---- SOURCE DATA

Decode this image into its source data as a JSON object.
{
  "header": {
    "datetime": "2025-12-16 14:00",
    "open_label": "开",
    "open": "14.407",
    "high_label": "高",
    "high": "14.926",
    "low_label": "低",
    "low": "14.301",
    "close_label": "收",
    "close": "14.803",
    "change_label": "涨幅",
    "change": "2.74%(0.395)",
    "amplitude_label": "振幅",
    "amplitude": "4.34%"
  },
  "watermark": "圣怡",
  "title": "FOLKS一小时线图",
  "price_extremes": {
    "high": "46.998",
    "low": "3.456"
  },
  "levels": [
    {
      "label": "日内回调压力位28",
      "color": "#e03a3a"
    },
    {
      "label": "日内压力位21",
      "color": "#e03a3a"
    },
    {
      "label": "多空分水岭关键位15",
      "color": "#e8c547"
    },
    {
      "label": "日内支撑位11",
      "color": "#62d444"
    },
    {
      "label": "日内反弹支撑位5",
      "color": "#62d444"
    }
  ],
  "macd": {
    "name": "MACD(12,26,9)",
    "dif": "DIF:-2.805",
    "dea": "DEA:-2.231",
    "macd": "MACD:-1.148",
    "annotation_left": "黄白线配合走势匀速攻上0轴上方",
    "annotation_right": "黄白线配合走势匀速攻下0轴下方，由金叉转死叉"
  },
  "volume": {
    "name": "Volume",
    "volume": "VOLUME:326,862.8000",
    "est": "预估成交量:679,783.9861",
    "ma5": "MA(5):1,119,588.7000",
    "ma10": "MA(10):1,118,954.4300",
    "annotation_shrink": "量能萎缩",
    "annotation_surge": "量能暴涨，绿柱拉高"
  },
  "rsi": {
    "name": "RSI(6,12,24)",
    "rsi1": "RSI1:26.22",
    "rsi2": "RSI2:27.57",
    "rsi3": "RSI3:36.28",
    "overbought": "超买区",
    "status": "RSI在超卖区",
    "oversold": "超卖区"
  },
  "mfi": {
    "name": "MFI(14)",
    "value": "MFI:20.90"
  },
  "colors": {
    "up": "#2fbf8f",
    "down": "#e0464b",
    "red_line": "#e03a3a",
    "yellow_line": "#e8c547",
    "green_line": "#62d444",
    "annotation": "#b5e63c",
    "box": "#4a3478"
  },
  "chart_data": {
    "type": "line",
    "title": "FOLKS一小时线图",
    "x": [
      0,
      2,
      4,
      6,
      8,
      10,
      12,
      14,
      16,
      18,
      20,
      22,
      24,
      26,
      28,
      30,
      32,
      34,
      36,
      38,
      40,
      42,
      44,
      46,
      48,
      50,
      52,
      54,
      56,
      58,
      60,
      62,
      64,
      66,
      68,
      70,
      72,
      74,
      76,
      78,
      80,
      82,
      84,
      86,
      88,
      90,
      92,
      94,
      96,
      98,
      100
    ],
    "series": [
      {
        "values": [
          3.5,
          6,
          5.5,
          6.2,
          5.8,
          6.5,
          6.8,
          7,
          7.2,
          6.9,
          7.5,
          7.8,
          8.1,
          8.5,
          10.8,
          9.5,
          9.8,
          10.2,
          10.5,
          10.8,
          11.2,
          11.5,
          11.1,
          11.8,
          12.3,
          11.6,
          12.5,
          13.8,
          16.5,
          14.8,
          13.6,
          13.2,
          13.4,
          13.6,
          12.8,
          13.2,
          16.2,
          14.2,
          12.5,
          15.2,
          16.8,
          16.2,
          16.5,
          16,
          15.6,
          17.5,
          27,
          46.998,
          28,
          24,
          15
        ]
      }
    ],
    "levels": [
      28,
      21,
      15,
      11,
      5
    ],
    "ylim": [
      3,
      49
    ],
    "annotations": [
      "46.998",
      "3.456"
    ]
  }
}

--------

» **STATED EXERCISE**: Write out every line of the records exactly.

» **WRITTEN SOLUTION**:
Decode this image into its source data as a JSON object.
{
  "header": {
    "datetime": "2025-12-16 14:00",
    "open_label": "开",
    "open": "14.407",
    "high_label": "高",
    "high": "14.926",
    "low_label": "低",
    "low": "14.301",
    "close_label": "收",
    "close": "14.803",
    "change_label": "涨幅",
    "change": "2.74%(0.395)",
    "amplitude_label": "振幅",
    "amplitude": "4.34%"
  },
  "watermark": "圣怡",
  "title": "FOLKS一小时线图",
  "price_extremes": {
    "high": "46.998",
    "low": "3.456"
  },
  "levels": [
    {
      "label": "日内回调压力位28",
      "color": "#e03a3a"
    },
    {
      "label": "日内压力位21",
      "color": "#e03a3a"
    },
    {
      "label": "多空分水岭关键位15",
      "color": "#e8c547"
    },
    {
      "label": "日内支撑位11",
      "color": "#62d444"
    },
    {
      "label": "日内反弹支撑位5",
      "color": "#62d444"
    }
  ],
  "macd": {
    "name": "MACD(12,26,9)",
    "dif": "DIF:-2.805",
    "dea": "DEA:-2.231",
    "macd": "MACD:-1.148",
    "annotation_left": "黄白线配合走势匀速攻上0轴上方",
    "annotation_right": "黄白线配合走势匀速攻下0轴下方，由金叉转死叉"
  },
  "volume": {
    "name": "Volume",
    "volume": "VOLUME:326,862.8000",
    "est": "预估成交量:679,783.9861",
    "ma5": "MA(5):1,119,588.7000",
    "ma10": "MA(10):1,118,954.4300",
    "annotation_shrink": "量能萎缩",
    "annotation_surge": "量能暴涨，绿柱拉高"
  },
  "rsi": {
    "name": "RSI(6,12,24)",
    "rsi1": "RSI1:26.22",
    "rsi2": "RSI2:27.57",
    "rsi3": "RSI3:36.28",
    "overbought": "超买区",
    "status": "RSI在超卖区",
    "oversold": "超卖区"
  },
  "mfi": {
    "name": "MFI(14)",
    "value": "MFI:20.90"
  },
  "colors": {
    "up": "#2fbf8f",
    "down": "#e0464b",
    "red_line": "#e03a3a",
    "yellow_line": "#e8c547",
    "green_line": "#62d444",
    "annotation": "#b5e63c",
    "box": "#4a3478"
  },
  "chart_data": {
    "type": "line",
    "title": "FOLKS一小时线图",
    "x": [
      0,
      2,
      4,
      6,
      8,
      10,
      12,
      14,
      16,
      18,
      20,
      22,
      24,
      26,
      28,
      30,
      32,
      34,
      36,
      38,
      40,
      42,
      44,
      46,
      48,
      50,
      52,
      54,
      56,
      58,
      60,
      62,
      64,
      66,
      68,
      70,
      72,
      74,
      76,
      78,
      80,
      82,
      84,
      86,
      88,
      90,
      92,
      94,
      96,
      98,
      100
    ],
    "series": [
      {
        "values": [
          3.5,
          6,
          5.5,
          6.2,
          5.8,
          6.5,
          6.8,
          7,
          7.2,
          6.9,
          7.5,
          7.8,
          8.1,
          8.5,
          10.8,
          9.5,
          9.8,
          10.2,
          10.5,
          10.8,
          11.2,
          11.5,
          11.1,
          11.8,
          12.3,
          11.6,
          12.5,
          13.8,
          16.5,
          14.8,
          13.6,
          13.2,
          13.4,
          13.6,
          12.8,
          13.2,
          16.2,
          14.2,
          12.5,
          15.2,
          16.8,
          16.2,
          16.5,
          16,
          15.6,
          17.5,
          27,
          46.998,
          28,
          24,
          15
        ]
      }
    ],
    "levels": [
      28,
      21,
      15,
      11,
      5
    ],
    "ylim": [
      3,
      49
    ],
    "annotations": [
      "46.998",
      "3.456"
    ]
  }
}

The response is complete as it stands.